SET EXERCISE: Of the lines in the listing, how many include the string "xlabel"? Write the number and nothing else.

RECORDS SUPPLIED:
[start]

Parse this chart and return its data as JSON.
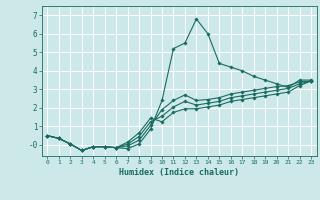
{
  "title": "",
  "xlabel": "Humidex (Indice chaleur)",
  "ylabel": "",
  "background_color": "#cce8e8",
  "grid_color": "#ffffff",
  "line_color": "#1a6b60",
  "xlim": [
    -0.5,
    23.5
  ],
  "ylim": [
    -0.6,
    7.5
  ],
  "yticks": [
    0,
    1,
    2,
    3,
    4,
    5,
    6,
    7
  ],
  "ytick_labels": [
    "-0",
    "1",
    "2",
    "3",
    "4",
    "5",
    "6",
    "7"
  ],
  "xticks": [
    0,
    1,
    2,
    3,
    4,
    5,
    6,
    7,
    8,
    9,
    10,
    11,
    12,
    13,
    14,
    15,
    16,
    17,
    18,
    19,
    20,
    21,
    22,
    23
  ],
  "lines": [
    {
      "x": [
        0,
        1,
        2,
        3,
        4,
        5,
        6,
        7,
        8,
        9,
        10,
        11,
        12,
        13,
        14,
        15,
        16,
        17,
        18,
        19,
        20,
        21,
        22,
        23
      ],
      "y": [
        0.5,
        0.35,
        0.05,
        -0.3,
        -0.1,
        -0.1,
        -0.15,
        -0.2,
        0.05,
        0.85,
        2.4,
        5.2,
        5.5,
        6.8,
        6.0,
        4.4,
        4.2,
        4.0,
        3.7,
        3.5,
        3.3,
        3.1,
        3.5,
        3.5
      ]
    },
    {
      "x": [
        0,
        1,
        2,
        3,
        4,
        5,
        6,
        7,
        8,
        9,
        10,
        11,
        12,
        13,
        14,
        15,
        16,
        17,
        18,
        19,
        20,
        21,
        22,
        23
      ],
      "y": [
        0.5,
        0.35,
        0.05,
        -0.3,
        -0.1,
        -0.1,
        -0.15,
        -0.05,
        0.25,
        1.05,
        1.9,
        2.4,
        2.7,
        2.4,
        2.45,
        2.55,
        2.75,
        2.85,
        2.95,
        3.05,
        3.15,
        3.2,
        3.4,
        3.45
      ]
    },
    {
      "x": [
        0,
        1,
        2,
        3,
        4,
        5,
        6,
        7,
        8,
        9,
        10,
        11,
        12,
        13,
        14,
        15,
        16,
        17,
        18,
        19,
        20,
        21,
        22,
        23
      ],
      "y": [
        0.5,
        0.35,
        0.05,
        -0.3,
        -0.1,
        -0.1,
        -0.15,
        0.05,
        0.45,
        1.25,
        1.55,
        2.05,
        2.35,
        2.15,
        2.25,
        2.35,
        2.55,
        2.65,
        2.75,
        2.85,
        2.95,
        3.05,
        3.3,
        3.45
      ]
    },
    {
      "x": [
        0,
        1,
        2,
        3,
        4,
        5,
        6,
        7,
        8,
        9,
        10,
        11,
        12,
        13,
        14,
        15,
        16,
        17,
        18,
        19,
        20,
        21,
        22,
        23
      ],
      "y": [
        0.5,
        0.35,
        0.05,
        -0.3,
        -0.1,
        -0.1,
        -0.15,
        0.15,
        0.65,
        1.45,
        1.25,
        1.75,
        1.95,
        1.95,
        2.05,
        2.15,
        2.35,
        2.45,
        2.55,
        2.65,
        2.75,
        2.85,
        3.2,
        3.45
      ]
    }
  ]
}
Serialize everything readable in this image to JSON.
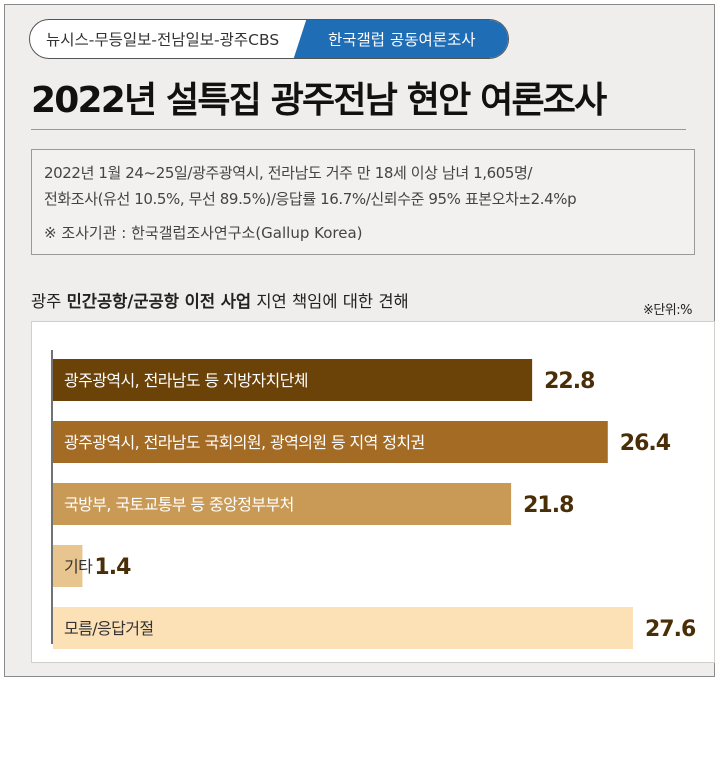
{
  "header": {
    "tag_left": "뉴시스-무등일보-전남일보-광주CBS",
    "tag_right": "한국갤럽 공동여론조사",
    "title": "2022년 설특집 광주전남 현안 여론조사"
  },
  "survey_info": {
    "line1": "2022년 1월 24~25일/광주광역시, 전라남도 거주 만 18세 이상 남녀 1,605명/",
    "line2": "전화조사(유선 10.5%, 무선 89.5%)/응답률 16.7%/신뢰수준 95% 표본오차±2.4%p",
    "agency": "※ 조사기관 : 한국갤럽조사연구소(Gallup Korea)"
  },
  "question": {
    "prefix": "광주 ",
    "bold": "민간공항/군공항 이전 사업",
    "suffix": " 지연 책임에 대한 견해"
  },
  "unit_label": "※단위:%",
  "colors": {
    "bars": [
      "#6b4208",
      "#a46b25",
      "#c89a56",
      "#e8c48e",
      "#fce0b6"
    ],
    "bar_text": [
      "#ffffff",
      "#ffffff",
      "#ffffff",
      "#333333",
      "#333333"
    ],
    "value_text": "#4a2e08"
  },
  "chart_data": {
    "type": "bar",
    "orientation": "horizontal",
    "categories": [
      "광주광역시, 전라남도 등 지방자치단체",
      "광주광역시, 전라남도 국회의원, 광역의원 등 지역 정치권",
      "국방부, 국토교통부 등 중앙정부부처",
      "기타",
      "모름/응답거절"
    ],
    "values": [
      22.8,
      26.4,
      21.8,
      1.4,
      27.6
    ],
    "value_labels": [
      "22.8",
      "26.4",
      "21.8",
      "1.4",
      "27.6"
    ],
    "xlim": [
      0,
      27.6
    ],
    "grid": false,
    "legend": "none"
  }
}
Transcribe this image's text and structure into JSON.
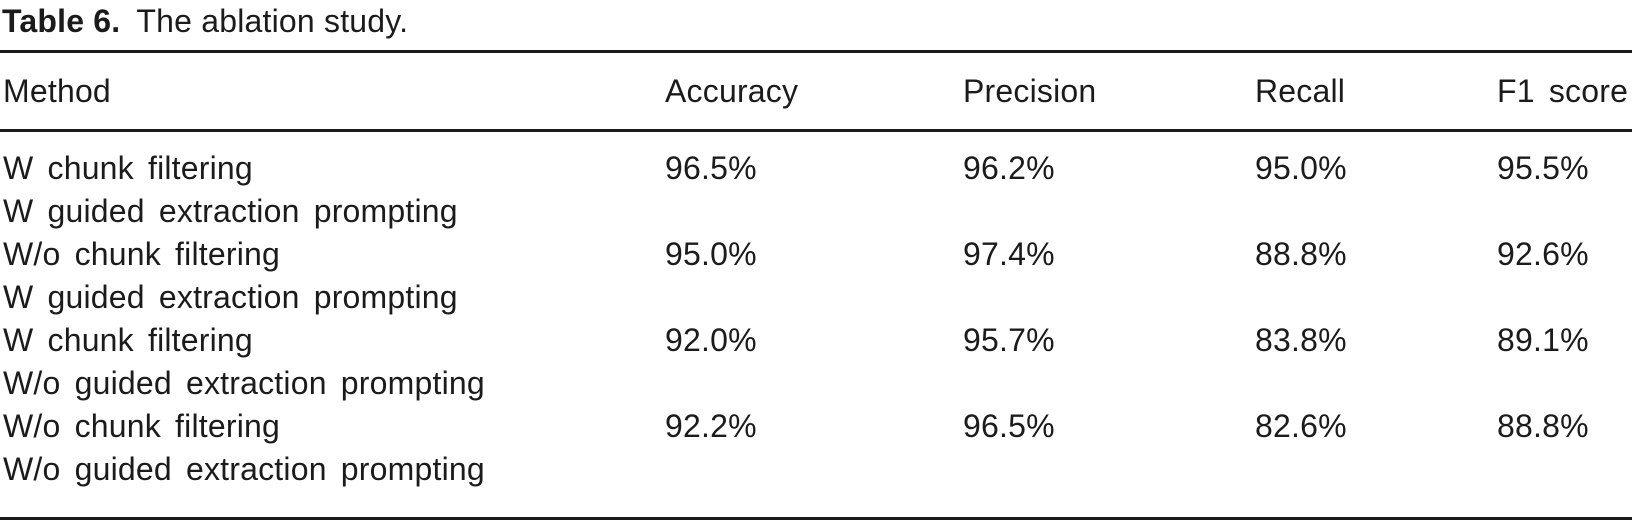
{
  "caption": {
    "label": "Table 6.",
    "text": "The ablation study."
  },
  "table": {
    "columns": [
      "Method",
      "Accuracy",
      "Precision",
      "Recall",
      "F1 score"
    ],
    "rows": [
      {
        "method_line1": "W chunk filtering",
        "method_line2": "W guided extraction prompting",
        "accuracy": "96.5%",
        "precision": "96.2%",
        "recall": "95.0%",
        "f1": "95.5%"
      },
      {
        "method_line1": "W/o chunk filtering",
        "method_line2": "W guided extraction prompting",
        "accuracy": "95.0%",
        "precision": "97.4%",
        "recall": "88.8%",
        "f1": "92.6%"
      },
      {
        "method_line1": "W chunk filtering",
        "method_line2": "W/o guided extraction prompting",
        "accuracy": "92.0%",
        "precision": "95.7%",
        "recall": "83.8%",
        "f1": "89.1%"
      },
      {
        "method_line1": "W/o chunk filtering",
        "method_line2": "W/o guided extraction prompting",
        "accuracy": "92.2%",
        "precision": "96.5%",
        "recall": "82.6%",
        "f1": "88.8%"
      }
    ]
  },
  "colors": {
    "text": "#1b1b1b",
    "rule": "#1b1b1b",
    "background": "#ffffff"
  }
}
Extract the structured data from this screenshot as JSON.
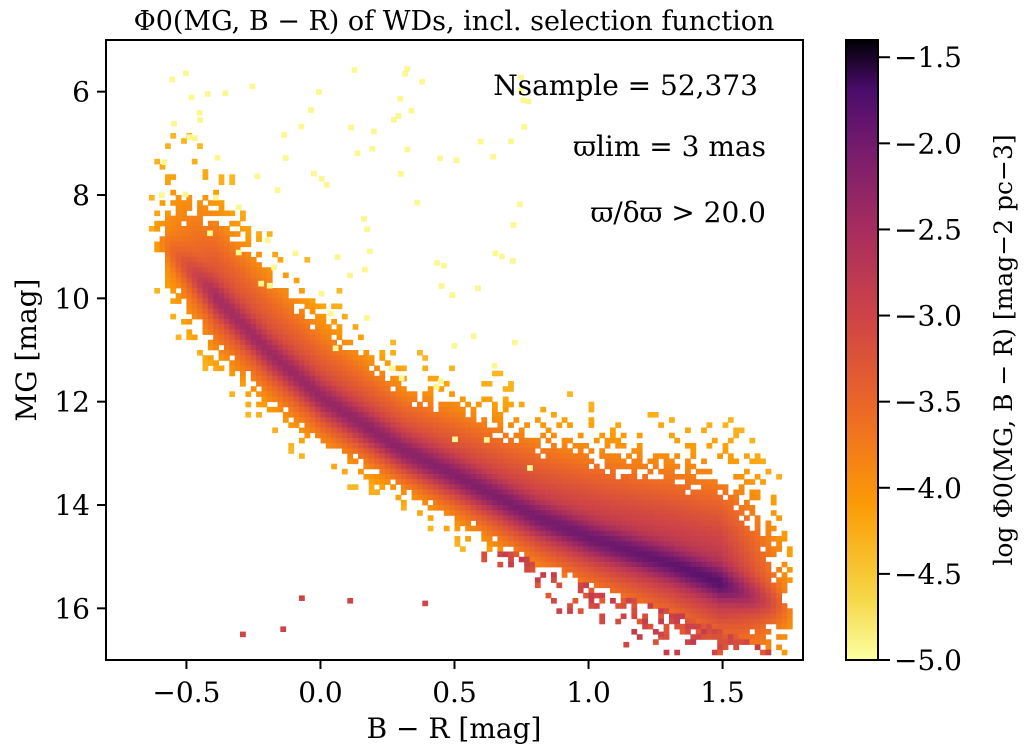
{
  "chart_data": {
    "type": "heatmap",
    "title": "Φ0(MG, B − R) of WDs, incl. selection function",
    "xlabel": "B − R [mag]",
    "ylabel": "MG [mag]",
    "xlim": [
      -0.8,
      1.8
    ],
    "ylim": [
      17.0,
      5.0
    ],
    "y_inverted": true,
    "x_ticks": [
      -0.5,
      0.0,
      0.5,
      1.0,
      1.5
    ],
    "x_tick_labels": [
      "−0.5",
      "0.0",
      "0.5",
      "1.0",
      "1.5"
    ],
    "y_ticks": [
      6,
      8,
      10,
      12,
      14,
      16
    ],
    "y_tick_labels": [
      "6",
      "8",
      "10",
      "12",
      "14",
      "16"
    ],
    "grid": false,
    "colormap": "inferno_r",
    "colorbar": {
      "label": "log Φ0(MG, B − R) [mag−2 pc−3]",
      "range": [
        -5.0,
        -1.4
      ],
      "ticks": [
        -5.0,
        -4.5,
        -4.0,
        -3.5,
        -3.0,
        -2.5,
        -2.0,
        -1.5
      ],
      "tick_labels": [
        "−5.0",
        "−4.5",
        "−4.0",
        "−3.5",
        "−3.0",
        "−2.5",
        "−2.0",
        "−1.5"
      ]
    },
    "annotations": [
      {
        "text": "Nsample = 52,373"
      },
      {
        "text": "ϖlim = 3 mas"
      },
      {
        "text": "ϖ/δϖ > 20.0"
      }
    ],
    "approx_ridge": {
      "description": "main white dwarf cooling sequence, density peak along ridge",
      "points": [
        {
          "x": -0.5,
          "y": 9.4
        },
        {
          "x": -0.2,
          "y": 11.0
        },
        {
          "x": 0.0,
          "y": 11.9
        },
        {
          "x": 0.3,
          "y": 12.9
        },
        {
          "x": 0.5,
          "y": 13.4
        },
        {
          "x": 0.8,
          "y": 14.2
        },
        {
          "x": 1.0,
          "y": 14.6
        },
        {
          "x": 1.3,
          "y": 15.1
        },
        {
          "x": 1.5,
          "y": 15.5
        }
      ]
    }
  }
}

[end]

TASK RESULT: 2